DATA SECTION start

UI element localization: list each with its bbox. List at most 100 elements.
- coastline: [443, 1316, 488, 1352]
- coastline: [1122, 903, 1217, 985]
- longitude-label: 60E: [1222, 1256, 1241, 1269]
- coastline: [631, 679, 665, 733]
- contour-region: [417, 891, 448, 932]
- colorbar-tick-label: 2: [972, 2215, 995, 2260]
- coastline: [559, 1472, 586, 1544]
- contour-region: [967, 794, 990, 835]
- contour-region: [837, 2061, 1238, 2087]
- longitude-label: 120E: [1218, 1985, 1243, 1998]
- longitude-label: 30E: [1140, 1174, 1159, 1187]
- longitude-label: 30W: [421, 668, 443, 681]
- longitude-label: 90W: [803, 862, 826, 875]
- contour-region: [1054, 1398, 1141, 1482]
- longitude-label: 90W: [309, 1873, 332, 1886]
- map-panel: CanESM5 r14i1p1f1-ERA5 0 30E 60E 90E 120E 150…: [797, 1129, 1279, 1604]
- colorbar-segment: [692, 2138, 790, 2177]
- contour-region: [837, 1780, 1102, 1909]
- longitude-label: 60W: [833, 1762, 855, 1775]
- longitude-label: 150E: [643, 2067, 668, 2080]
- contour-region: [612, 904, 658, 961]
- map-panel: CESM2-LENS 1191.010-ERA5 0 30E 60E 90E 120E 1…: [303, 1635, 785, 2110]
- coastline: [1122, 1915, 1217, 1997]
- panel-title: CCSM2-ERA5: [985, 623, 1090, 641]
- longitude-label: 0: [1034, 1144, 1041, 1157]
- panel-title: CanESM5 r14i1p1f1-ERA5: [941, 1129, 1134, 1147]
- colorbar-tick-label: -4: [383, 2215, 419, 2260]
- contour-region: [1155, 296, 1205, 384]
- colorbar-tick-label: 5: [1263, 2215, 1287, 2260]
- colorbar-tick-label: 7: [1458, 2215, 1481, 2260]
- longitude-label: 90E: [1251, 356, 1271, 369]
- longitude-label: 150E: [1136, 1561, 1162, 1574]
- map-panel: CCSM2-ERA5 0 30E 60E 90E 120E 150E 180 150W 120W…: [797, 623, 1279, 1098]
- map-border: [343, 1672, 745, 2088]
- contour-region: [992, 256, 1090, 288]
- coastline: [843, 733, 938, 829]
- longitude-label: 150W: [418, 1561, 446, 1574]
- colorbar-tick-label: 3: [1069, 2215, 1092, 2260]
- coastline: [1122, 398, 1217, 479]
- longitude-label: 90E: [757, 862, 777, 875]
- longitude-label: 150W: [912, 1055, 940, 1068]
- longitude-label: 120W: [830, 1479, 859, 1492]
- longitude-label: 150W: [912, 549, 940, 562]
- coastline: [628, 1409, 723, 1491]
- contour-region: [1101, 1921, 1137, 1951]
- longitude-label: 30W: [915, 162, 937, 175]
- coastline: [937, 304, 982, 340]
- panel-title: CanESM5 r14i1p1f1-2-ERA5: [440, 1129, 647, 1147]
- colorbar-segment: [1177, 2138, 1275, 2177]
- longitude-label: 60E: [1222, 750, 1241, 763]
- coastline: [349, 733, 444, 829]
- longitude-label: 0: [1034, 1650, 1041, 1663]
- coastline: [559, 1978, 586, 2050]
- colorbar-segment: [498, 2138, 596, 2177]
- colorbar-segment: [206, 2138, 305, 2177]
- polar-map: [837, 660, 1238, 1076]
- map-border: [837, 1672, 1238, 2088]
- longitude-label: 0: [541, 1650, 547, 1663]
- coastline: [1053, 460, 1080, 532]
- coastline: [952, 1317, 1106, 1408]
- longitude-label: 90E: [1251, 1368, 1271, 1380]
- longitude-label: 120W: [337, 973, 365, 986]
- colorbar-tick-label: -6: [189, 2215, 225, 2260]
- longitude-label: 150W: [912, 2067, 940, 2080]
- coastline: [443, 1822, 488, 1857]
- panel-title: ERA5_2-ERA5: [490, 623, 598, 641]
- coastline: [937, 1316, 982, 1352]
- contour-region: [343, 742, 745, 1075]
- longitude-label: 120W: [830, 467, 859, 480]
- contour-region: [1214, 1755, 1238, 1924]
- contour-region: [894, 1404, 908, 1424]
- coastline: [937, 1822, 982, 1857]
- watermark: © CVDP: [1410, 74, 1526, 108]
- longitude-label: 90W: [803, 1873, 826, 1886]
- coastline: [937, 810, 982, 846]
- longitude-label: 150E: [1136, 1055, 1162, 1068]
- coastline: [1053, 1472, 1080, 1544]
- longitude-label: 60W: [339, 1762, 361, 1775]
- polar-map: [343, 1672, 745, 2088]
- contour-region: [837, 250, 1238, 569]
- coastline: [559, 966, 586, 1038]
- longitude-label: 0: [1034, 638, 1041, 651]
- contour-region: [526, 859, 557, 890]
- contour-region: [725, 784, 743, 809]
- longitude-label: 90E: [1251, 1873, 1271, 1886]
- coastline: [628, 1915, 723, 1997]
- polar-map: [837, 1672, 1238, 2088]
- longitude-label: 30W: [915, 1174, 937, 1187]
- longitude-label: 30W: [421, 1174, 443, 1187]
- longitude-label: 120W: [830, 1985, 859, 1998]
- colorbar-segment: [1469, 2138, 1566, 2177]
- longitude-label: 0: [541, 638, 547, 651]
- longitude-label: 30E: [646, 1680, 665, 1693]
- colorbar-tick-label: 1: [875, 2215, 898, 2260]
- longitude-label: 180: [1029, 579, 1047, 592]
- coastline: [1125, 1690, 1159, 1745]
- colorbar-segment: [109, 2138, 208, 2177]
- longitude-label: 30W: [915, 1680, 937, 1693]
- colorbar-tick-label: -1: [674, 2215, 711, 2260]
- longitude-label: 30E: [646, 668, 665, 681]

DATA SECTION end

- **WRITTEN EXERCISE**
Reproduce all of the lines above word for word.

- **TASK OUTPUT**
UI element localization: list each with its bbox. List at most 100 elements.
- coastline: [443, 1316, 488, 1352]
- coastline: [1122, 903, 1217, 985]
- longitude-label: 60E: [1222, 1256, 1241, 1269]
- coastline: [631, 679, 665, 733]
- contour-region: [417, 891, 448, 932]
- colorbar-tick-label: 2: [972, 2215, 995, 2260]
- coastline: [559, 1472, 586, 1544]
- contour-region: [967, 794, 990, 835]
- contour-region: [837, 2061, 1238, 2087]
- longitude-label: 120E: [1218, 1985, 1243, 1998]
- longitude-label: 30E: [1140, 1174, 1159, 1187]
- longitude-label: 30W: [421, 668, 443, 681]
- longitude-label: 90W: [803, 862, 826, 875]
- contour-region: [1054, 1398, 1141, 1482]
- longitude-label: 90W: [309, 1873, 332, 1886]
- map-panel: CanESM5 r14i1p1f1-ERA5 0 30E 60E 90E 120E 150…: [797, 1129, 1279, 1604]
- colorbar-segment: [692, 2138, 790, 2177]
- contour-region: [837, 1780, 1102, 1909]
- longitude-label: 60W: [833, 1762, 855, 1775]
- longitude-label: 150E: [643, 2067, 668, 2080]
- contour-region: [612, 904, 658, 961]
- map-panel: CESM2-LENS 1191.010-ERA5 0 30E 60E 90E 120E 1…: [303, 1635, 785, 2110]
- coastline: [1122, 1915, 1217, 1997]
- panel-title: CCSM2-ERA5: [985, 623, 1090, 641]
- longitude-label: 0: [1034, 1144, 1041, 1157]
- panel-title: CanESM5 r14i1p1f1-ERA5: [941, 1129, 1134, 1147]
- colorbar-tick-label: -4: [383, 2215, 419, 2260]
- contour-region: [1155, 296, 1205, 384]
- colorbar-tick-label: 5: [1263, 2215, 1287, 2260]
- colorbar-tick-label: 7: [1458, 2215, 1481, 2260]
- longitude-label: 90E: [1251, 356, 1271, 369]
- longitude-label: 150E: [1136, 1561, 1162, 1574]
- map-panel: CCSM2-ERA5 0 30E 60E 90E 120E 150E 180 150W 120W…: [797, 623, 1279, 1098]
- map-border: [343, 1672, 745, 2088]
- contour-region: [992, 256, 1090, 288]
- coastline: [843, 733, 938, 829]
- longitude-label: 150W: [418, 1561, 446, 1574]
- colorbar-tick-label: 3: [1069, 2215, 1092, 2260]
- coastline: [1122, 398, 1217, 479]
- longitude-label: 90E: [757, 862, 777, 875]
- longitude-label: 150W: [912, 1055, 940, 1068]
- longitude-label: 120W: [830, 1479, 859, 1492]
- longitude-label: 150W: [912, 549, 940, 562]
- coastline: [628, 1409, 723, 1491]
- contour-region: [1101, 1921, 1137, 1951]
- longitude-label: 30W: [915, 162, 937, 175]
- coastline: [937, 304, 982, 340]
- panel-title: CanESM5 r14i1p1f1-2-ERA5: [440, 1129, 647, 1147]
- colorbar-segment: [1177, 2138, 1275, 2177]
- longitude-label: 60E: [1222, 750, 1241, 763]
- coastline: [349, 733, 444, 829]
- longitude-label: 0: [1034, 1650, 1041, 1663]
- coastline: [559, 1978, 586, 2050]
- colorbar-segment: [498, 2138, 596, 2177]
- colorbar-segment: [206, 2138, 305, 2177]
- polar-map: [837, 660, 1238, 1076]
- map-border: [837, 1672, 1238, 2088]
- longitude-label: 0: [541, 1650, 547, 1663]
- coastline: [1053, 460, 1080, 532]
- coastline: [952, 1317, 1106, 1408]
- longitude-label: 90E: [1251, 1368, 1271, 1380]
- longitude-label: 120W: [337, 973, 365, 986]
- colorbar-tick-label: -6: [189, 2215, 225, 2260]
- longitude-label: 150W: [912, 2067, 940, 2080]
- coastline: [443, 1822, 488, 1857]
- panel-title: ERA5_2-ERA5: [490, 623, 598, 641]
- coastline: [937, 1316, 982, 1352]
- contour-region: [343, 742, 745, 1075]
- longitude-label: 120W: [830, 467, 859, 480]
- contour-region: [1214, 1755, 1238, 1924]
- contour-region: [894, 1404, 908, 1424]
- coastline: [937, 1822, 982, 1857]
- watermark: © CVDP: [1410, 74, 1526, 108]
- longitude-label: 90W: [803, 1873, 826, 1886]
- coastline: [937, 810, 982, 846]
- longitude-label: 150E: [1136, 1055, 1162, 1068]
- coastline: [1053, 1472, 1080, 1544]
- longitude-label: 60W: [339, 1762, 361, 1775]
- polar-map: [343, 1672, 745, 2088]
- contour-region: [837, 250, 1238, 569]
- coastline: [559, 966, 586, 1038]
- longitude-label: 0: [1034, 638, 1041, 651]
- contour-region: [526, 859, 557, 890]
- contour-region: [725, 784, 743, 809]
- longitude-label: 90E: [1251, 1873, 1271, 1886]
- coastline: [628, 1915, 723, 1997]
- polar-map: [837, 1672, 1238, 2088]
- longitude-label: 30W: [915, 1174, 937, 1187]
- longitude-label: 30W: [421, 1174, 443, 1187]
- longitude-label: 120W: [830, 1985, 859, 1998]
- colorbar-segment: [1469, 2138, 1566, 2177]
- longitude-label: 0: [541, 638, 547, 651]
- longitude-label: 30E: [646, 1680, 665, 1693]
- colorbar-tick-label: 1: [875, 2215, 898, 2260]
- longitude-label: 180: [1029, 579, 1047, 592]
- coastline: [1125, 1690, 1159, 1745]
- colorbar-segment: [109, 2138, 208, 2177]
- longitude-label: 30W: [915, 1680, 937, 1693]
- colorbar-tick-label: -1: [674, 2215, 711, 2260]
- longitude-label: 30E: [646, 668, 665, 681]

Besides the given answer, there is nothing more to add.